-- START --

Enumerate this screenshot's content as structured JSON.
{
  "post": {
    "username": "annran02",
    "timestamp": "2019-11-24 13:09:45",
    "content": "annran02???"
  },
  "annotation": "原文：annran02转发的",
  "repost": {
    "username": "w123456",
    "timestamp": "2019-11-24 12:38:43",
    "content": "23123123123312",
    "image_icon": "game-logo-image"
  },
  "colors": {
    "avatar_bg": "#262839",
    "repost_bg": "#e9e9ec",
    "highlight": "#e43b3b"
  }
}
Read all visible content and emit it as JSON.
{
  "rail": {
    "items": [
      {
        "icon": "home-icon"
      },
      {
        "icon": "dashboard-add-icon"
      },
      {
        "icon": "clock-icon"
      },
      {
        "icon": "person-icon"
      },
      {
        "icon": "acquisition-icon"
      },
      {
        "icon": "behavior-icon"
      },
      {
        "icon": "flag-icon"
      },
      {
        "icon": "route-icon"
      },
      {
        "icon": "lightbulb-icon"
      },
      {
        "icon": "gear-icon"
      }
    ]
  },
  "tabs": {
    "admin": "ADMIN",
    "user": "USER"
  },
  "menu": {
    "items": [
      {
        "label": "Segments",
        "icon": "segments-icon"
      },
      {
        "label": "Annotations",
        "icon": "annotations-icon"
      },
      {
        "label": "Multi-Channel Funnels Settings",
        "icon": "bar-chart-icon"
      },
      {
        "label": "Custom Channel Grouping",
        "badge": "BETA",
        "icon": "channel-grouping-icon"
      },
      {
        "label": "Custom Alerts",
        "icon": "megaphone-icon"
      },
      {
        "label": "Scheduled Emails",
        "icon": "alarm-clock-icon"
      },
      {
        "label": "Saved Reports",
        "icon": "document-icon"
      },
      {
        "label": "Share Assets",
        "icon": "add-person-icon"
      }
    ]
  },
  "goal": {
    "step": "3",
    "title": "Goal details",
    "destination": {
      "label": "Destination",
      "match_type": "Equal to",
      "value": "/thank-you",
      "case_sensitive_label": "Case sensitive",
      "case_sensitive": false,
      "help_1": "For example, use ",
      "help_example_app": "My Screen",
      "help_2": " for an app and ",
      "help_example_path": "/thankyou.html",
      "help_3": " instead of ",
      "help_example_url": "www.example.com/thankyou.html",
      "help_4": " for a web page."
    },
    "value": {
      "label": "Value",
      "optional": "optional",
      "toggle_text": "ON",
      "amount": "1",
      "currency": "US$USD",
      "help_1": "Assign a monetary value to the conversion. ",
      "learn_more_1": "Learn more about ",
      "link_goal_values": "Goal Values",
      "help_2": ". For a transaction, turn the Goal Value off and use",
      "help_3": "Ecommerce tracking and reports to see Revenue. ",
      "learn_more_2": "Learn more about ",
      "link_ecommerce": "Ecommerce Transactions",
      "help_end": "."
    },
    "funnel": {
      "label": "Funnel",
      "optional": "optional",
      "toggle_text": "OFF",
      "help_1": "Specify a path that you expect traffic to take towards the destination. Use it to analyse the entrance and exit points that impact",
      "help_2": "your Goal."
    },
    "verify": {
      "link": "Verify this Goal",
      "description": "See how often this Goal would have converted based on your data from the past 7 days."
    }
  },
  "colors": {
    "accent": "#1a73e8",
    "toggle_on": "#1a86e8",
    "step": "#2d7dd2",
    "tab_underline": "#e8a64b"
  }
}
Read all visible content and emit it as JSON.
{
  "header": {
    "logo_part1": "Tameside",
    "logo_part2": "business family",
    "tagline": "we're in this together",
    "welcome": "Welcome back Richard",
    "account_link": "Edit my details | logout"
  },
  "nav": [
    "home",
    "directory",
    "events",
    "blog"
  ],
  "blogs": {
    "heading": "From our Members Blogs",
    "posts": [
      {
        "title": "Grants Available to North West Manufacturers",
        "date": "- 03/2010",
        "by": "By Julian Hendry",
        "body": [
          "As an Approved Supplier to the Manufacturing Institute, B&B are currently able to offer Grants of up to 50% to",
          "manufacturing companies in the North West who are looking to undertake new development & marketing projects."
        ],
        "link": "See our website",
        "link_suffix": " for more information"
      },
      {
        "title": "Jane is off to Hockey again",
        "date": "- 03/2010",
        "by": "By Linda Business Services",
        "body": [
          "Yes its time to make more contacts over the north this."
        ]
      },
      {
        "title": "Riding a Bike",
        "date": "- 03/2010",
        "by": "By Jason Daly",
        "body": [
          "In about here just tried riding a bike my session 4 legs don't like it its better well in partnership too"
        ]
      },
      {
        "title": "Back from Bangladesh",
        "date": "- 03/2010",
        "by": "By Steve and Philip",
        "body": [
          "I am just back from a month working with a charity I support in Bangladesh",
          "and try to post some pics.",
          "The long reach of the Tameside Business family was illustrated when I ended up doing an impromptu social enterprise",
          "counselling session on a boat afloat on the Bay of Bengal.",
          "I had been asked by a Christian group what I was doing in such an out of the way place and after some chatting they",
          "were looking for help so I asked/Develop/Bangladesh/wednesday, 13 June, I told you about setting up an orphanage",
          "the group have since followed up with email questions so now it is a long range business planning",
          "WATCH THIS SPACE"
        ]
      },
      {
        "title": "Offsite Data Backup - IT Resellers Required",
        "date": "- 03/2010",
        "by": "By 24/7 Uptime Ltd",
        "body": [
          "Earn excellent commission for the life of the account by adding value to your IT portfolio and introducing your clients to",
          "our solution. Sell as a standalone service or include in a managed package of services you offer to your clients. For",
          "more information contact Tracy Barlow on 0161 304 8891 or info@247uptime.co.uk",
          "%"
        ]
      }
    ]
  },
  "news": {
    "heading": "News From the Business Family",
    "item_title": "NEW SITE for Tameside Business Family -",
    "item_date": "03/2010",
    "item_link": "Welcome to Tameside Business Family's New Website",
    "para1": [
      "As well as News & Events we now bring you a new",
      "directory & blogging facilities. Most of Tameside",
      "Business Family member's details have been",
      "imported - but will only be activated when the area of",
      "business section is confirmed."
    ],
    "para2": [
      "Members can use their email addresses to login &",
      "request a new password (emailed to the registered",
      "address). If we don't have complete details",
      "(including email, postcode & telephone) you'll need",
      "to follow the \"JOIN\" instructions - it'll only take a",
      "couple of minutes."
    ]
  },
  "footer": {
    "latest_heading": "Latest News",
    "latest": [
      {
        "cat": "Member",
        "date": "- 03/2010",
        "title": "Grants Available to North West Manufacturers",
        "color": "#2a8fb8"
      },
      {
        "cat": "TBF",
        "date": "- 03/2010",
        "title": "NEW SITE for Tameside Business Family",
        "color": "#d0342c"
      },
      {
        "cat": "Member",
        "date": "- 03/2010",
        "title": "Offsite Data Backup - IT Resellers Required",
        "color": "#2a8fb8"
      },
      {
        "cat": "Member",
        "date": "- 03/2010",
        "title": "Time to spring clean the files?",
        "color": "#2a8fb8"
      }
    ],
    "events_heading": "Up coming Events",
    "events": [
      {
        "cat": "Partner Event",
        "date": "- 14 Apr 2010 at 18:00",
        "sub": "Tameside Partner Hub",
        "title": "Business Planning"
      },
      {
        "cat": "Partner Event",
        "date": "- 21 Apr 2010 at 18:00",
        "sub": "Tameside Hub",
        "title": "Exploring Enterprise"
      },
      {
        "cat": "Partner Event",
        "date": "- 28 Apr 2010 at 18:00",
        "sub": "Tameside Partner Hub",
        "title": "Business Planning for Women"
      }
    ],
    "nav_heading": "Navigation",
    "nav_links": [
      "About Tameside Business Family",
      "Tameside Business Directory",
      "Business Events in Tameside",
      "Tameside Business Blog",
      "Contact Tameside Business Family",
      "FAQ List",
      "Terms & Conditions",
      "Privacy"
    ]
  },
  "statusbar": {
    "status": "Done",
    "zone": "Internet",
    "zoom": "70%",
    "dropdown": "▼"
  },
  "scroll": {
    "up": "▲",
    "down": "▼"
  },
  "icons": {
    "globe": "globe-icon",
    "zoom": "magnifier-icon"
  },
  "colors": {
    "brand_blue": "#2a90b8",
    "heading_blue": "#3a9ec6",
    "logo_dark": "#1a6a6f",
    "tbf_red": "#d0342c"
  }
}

-- END --

Look over the records above and copy each line that includes the string "details".

Finished answer:
    "title": "Goal details",
    "account_link": "Edit my details | logout"
      "Business Family member's details have been",
      "address). If we don't have complete details",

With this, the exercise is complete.